▶ **Set task**: Each record needs to be echoed exactly; can you do that?

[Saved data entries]
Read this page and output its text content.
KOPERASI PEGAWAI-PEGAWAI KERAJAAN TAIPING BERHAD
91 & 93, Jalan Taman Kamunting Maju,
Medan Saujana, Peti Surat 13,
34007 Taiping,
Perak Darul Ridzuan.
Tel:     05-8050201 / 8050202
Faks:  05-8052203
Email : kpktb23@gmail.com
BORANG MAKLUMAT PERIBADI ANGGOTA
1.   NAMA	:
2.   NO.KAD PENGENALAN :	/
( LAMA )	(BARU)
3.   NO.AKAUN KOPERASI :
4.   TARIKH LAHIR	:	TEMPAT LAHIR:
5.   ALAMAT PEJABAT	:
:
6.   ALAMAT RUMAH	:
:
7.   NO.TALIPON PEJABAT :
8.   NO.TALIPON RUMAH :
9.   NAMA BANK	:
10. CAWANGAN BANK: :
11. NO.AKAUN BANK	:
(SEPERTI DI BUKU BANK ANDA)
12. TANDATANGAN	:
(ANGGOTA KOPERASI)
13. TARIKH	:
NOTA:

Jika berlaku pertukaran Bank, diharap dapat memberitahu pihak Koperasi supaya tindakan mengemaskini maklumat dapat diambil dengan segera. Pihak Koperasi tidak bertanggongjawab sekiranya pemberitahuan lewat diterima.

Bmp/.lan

▶ **Worked solution**:
Read this page and output its text content.
KOPERASI PEGAWAI-PEGAWAI KERAJAAN TAIPING BERHAD
91 & 93, Jalan Taman Kamunting Maju,
Medan Saujana, Peti Surat 13,
34007 Taiping,
Perak Darul Ridzuan.
Tel:     05-8050201 / 8050202
Faks:  05-8052203
Email : kpktb23@gmail.com
BORANG MAKLUMAT PERIBADI ANGGOTA
1.   NAMA	:
2.   NO.KAD PENGENALAN :	/
( LAMA )	(BARU)
3.   NO.AKAUN KOPERASI :
4.   TARIKH LAHIR	:	TEMPAT LAHIR:
5.   ALAMAT PEJABAT	:
:
6.   ALAMAT RUMAH	:
:
7.   NO.TALIPON PEJABAT :
8.   NO.TALIPON RUMAH :
9.   NAMA BANK	:
10. CAWANGAN BANK: :
11. NO.AKAUN BANK	:
(SEPERTI DI BUKU BANK ANDA)
12. TANDATANGAN	:
(ANGGOTA KOPERASI)
13. TARIKH	:
NOTA:

Jika berlaku pertukaran Bank, diharap dapat memberitahu pihak Koperasi supaya tindakan mengemaskini maklumat dapat diambil dengan segera. Pihak Koperasi tidak bertanggongjawab sekiranya pemberitahuan lewat diterima.

Bmp/.lan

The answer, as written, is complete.